» What is expected
Check each line of the entries below for the string "Hispanic"; copy every line where it appears.

+++ Material shown +++

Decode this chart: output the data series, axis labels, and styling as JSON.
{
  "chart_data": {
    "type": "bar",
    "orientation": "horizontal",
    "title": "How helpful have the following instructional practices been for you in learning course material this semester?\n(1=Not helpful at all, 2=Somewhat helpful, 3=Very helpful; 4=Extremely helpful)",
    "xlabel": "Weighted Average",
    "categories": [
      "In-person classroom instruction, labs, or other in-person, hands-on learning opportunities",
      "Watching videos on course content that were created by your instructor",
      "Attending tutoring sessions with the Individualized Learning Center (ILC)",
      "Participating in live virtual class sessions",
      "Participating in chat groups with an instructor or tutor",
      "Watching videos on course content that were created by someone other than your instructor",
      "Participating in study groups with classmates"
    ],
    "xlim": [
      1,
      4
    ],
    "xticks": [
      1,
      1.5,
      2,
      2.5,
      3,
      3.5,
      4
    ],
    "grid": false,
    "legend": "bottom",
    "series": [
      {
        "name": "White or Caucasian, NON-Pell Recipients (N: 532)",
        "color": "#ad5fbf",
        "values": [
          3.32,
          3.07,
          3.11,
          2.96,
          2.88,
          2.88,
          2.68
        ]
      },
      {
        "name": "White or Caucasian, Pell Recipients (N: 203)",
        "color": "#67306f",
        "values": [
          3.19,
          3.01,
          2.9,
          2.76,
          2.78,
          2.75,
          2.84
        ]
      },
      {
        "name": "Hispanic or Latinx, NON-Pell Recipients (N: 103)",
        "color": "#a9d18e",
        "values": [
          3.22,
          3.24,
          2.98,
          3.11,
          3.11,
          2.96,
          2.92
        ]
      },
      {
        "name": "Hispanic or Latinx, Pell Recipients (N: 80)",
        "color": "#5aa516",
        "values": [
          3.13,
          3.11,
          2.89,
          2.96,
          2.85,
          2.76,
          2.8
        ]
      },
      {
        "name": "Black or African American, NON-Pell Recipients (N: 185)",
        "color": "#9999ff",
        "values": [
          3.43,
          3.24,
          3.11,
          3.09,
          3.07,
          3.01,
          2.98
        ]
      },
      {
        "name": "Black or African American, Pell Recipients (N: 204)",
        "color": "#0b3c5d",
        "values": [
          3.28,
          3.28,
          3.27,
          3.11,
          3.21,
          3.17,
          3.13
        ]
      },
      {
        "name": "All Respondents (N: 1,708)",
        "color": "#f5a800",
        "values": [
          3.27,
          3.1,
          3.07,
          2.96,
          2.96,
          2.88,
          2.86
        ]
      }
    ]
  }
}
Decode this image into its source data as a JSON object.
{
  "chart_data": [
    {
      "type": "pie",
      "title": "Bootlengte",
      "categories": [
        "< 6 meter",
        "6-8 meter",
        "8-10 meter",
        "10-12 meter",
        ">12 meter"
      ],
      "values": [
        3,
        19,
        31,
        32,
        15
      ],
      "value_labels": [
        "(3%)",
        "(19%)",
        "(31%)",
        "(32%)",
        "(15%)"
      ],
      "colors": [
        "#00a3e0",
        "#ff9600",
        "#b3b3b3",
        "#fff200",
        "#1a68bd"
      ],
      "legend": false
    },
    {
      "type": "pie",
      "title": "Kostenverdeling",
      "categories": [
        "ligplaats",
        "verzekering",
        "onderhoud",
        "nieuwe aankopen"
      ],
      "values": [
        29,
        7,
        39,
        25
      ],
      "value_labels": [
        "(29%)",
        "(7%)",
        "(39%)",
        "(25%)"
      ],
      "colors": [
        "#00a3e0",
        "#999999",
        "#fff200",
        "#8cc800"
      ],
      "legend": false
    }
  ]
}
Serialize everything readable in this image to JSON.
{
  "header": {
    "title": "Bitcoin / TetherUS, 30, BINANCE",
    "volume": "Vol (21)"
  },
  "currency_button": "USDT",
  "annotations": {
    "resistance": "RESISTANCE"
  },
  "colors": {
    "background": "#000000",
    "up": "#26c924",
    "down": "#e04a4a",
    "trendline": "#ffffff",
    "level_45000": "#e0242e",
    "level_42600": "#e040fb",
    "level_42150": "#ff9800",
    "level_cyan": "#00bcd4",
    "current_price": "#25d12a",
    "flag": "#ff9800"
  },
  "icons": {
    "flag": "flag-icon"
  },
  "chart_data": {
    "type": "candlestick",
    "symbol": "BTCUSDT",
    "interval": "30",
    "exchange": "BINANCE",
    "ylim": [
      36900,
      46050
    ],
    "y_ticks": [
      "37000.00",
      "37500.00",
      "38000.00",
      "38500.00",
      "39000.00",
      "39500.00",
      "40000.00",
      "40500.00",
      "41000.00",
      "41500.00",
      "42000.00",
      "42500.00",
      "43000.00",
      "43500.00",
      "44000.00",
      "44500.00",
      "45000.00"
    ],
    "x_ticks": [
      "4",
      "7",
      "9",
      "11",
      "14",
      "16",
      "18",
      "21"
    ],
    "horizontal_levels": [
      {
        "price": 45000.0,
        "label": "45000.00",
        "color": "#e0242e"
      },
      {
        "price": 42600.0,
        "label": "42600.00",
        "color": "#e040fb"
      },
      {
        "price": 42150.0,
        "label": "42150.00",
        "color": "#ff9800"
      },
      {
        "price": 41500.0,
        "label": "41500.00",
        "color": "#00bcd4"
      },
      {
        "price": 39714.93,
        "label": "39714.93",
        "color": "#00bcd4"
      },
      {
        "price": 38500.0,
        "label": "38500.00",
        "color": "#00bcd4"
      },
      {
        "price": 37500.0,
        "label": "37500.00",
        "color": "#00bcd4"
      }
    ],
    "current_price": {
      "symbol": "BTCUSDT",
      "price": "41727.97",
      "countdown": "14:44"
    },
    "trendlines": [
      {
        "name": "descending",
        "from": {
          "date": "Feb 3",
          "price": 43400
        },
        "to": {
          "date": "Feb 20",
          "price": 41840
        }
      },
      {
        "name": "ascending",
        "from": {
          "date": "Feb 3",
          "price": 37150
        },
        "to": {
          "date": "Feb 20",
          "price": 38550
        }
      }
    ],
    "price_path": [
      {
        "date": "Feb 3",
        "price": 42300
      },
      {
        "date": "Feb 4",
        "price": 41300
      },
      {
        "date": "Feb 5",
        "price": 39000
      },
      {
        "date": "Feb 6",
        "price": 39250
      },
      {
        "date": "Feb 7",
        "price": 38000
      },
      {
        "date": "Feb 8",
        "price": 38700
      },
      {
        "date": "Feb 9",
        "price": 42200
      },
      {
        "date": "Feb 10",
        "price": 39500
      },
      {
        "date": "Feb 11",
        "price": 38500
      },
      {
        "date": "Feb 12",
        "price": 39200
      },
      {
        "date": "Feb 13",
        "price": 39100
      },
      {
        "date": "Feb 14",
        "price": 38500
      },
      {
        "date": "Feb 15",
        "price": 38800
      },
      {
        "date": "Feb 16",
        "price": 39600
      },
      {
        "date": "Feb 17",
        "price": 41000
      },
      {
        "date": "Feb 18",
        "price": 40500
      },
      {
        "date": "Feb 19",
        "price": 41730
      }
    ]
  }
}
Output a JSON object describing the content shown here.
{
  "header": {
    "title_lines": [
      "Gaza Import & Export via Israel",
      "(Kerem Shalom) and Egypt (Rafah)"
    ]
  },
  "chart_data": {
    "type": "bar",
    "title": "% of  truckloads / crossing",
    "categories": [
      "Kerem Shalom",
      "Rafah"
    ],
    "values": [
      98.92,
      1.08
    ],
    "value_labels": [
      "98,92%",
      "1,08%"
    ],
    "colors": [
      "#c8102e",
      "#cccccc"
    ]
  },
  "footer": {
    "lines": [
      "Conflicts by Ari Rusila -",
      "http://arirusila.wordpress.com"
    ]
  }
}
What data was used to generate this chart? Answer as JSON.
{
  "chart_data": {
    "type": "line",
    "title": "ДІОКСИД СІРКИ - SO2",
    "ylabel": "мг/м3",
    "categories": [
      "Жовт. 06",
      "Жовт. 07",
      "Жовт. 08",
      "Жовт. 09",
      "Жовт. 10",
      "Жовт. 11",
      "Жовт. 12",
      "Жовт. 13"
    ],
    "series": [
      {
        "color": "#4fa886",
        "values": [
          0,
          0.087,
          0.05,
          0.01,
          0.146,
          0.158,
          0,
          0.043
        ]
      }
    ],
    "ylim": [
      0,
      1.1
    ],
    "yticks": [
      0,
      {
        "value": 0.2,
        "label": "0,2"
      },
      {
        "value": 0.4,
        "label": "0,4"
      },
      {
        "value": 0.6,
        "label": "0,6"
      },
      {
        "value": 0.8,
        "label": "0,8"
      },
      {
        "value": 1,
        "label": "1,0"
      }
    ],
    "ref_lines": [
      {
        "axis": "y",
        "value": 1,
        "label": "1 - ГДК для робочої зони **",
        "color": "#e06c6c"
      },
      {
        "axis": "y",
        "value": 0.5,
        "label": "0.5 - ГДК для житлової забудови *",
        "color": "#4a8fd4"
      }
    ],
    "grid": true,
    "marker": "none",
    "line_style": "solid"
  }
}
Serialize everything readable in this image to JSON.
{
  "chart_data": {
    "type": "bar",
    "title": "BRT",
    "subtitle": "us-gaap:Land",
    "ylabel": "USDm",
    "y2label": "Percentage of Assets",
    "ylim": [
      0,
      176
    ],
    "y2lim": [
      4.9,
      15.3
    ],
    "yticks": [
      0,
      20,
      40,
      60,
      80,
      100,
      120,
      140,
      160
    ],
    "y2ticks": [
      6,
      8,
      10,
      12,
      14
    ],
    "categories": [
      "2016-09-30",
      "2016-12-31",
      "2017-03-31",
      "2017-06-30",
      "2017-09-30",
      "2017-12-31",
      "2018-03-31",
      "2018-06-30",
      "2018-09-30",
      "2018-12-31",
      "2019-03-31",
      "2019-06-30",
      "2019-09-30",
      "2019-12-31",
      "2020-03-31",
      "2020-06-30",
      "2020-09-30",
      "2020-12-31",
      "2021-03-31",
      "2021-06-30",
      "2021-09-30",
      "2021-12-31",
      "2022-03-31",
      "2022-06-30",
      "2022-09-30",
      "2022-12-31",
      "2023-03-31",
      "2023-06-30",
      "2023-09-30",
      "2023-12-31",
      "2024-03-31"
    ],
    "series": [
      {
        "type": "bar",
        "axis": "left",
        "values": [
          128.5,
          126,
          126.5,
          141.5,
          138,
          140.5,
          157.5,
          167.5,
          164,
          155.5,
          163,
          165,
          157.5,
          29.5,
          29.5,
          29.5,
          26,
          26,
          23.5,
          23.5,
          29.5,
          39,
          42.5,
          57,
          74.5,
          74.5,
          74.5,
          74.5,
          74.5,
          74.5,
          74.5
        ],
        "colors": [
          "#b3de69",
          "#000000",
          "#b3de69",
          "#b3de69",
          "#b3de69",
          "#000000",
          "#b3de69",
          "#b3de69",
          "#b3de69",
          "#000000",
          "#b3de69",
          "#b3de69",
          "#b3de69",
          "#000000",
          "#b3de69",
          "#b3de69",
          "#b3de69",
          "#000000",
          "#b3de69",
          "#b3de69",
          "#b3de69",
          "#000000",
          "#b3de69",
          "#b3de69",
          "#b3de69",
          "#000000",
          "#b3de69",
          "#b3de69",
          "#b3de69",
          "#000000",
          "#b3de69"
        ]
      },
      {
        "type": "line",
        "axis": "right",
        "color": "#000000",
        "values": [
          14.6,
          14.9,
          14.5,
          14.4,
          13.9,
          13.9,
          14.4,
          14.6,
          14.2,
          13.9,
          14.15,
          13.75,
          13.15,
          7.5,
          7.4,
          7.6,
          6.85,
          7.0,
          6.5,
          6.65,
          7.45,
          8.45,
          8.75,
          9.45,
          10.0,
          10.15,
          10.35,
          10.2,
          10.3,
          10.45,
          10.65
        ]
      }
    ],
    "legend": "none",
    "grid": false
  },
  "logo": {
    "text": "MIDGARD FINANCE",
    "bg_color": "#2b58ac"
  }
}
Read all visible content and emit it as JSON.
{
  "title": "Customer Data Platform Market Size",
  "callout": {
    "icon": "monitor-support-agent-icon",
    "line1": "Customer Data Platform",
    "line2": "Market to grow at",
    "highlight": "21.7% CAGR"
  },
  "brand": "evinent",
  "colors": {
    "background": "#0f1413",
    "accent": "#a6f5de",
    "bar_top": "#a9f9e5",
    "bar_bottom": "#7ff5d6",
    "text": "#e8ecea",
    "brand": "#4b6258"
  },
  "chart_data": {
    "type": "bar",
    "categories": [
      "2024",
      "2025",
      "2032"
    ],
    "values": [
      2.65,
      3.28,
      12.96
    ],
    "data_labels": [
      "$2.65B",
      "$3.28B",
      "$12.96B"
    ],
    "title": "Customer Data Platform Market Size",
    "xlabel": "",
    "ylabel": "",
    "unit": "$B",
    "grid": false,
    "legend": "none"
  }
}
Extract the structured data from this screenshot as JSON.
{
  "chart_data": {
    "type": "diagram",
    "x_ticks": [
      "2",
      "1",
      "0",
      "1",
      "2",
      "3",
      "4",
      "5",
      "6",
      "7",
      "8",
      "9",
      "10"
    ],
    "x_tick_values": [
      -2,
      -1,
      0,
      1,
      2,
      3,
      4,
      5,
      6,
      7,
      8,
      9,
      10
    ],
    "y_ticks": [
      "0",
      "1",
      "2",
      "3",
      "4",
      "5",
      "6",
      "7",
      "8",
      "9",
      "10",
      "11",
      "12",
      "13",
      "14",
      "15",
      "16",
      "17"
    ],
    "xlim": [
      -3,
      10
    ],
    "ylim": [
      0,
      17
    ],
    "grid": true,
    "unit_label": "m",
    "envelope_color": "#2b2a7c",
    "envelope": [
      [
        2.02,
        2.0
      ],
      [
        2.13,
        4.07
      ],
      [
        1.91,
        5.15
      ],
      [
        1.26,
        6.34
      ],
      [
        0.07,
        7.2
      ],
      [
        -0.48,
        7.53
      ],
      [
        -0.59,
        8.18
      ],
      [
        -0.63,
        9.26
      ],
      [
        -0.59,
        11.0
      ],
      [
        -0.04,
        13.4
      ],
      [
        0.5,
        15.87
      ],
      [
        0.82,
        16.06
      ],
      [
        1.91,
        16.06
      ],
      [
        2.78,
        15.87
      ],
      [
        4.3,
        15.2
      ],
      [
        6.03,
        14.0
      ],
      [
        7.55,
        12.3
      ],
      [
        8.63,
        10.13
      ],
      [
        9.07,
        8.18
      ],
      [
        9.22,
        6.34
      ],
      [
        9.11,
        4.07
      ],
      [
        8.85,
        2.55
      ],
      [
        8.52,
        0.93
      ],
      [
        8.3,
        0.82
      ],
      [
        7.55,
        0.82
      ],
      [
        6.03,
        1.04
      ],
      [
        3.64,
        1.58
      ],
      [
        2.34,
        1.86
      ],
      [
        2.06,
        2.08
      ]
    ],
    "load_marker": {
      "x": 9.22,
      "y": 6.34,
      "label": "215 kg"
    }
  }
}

+++

» Written response
        "name": "Hispanic or Latinx, NON-Pell Recipients (N: 103)",
        "name": "Hispanic or Latinx, Pell Recipients (N: 80)",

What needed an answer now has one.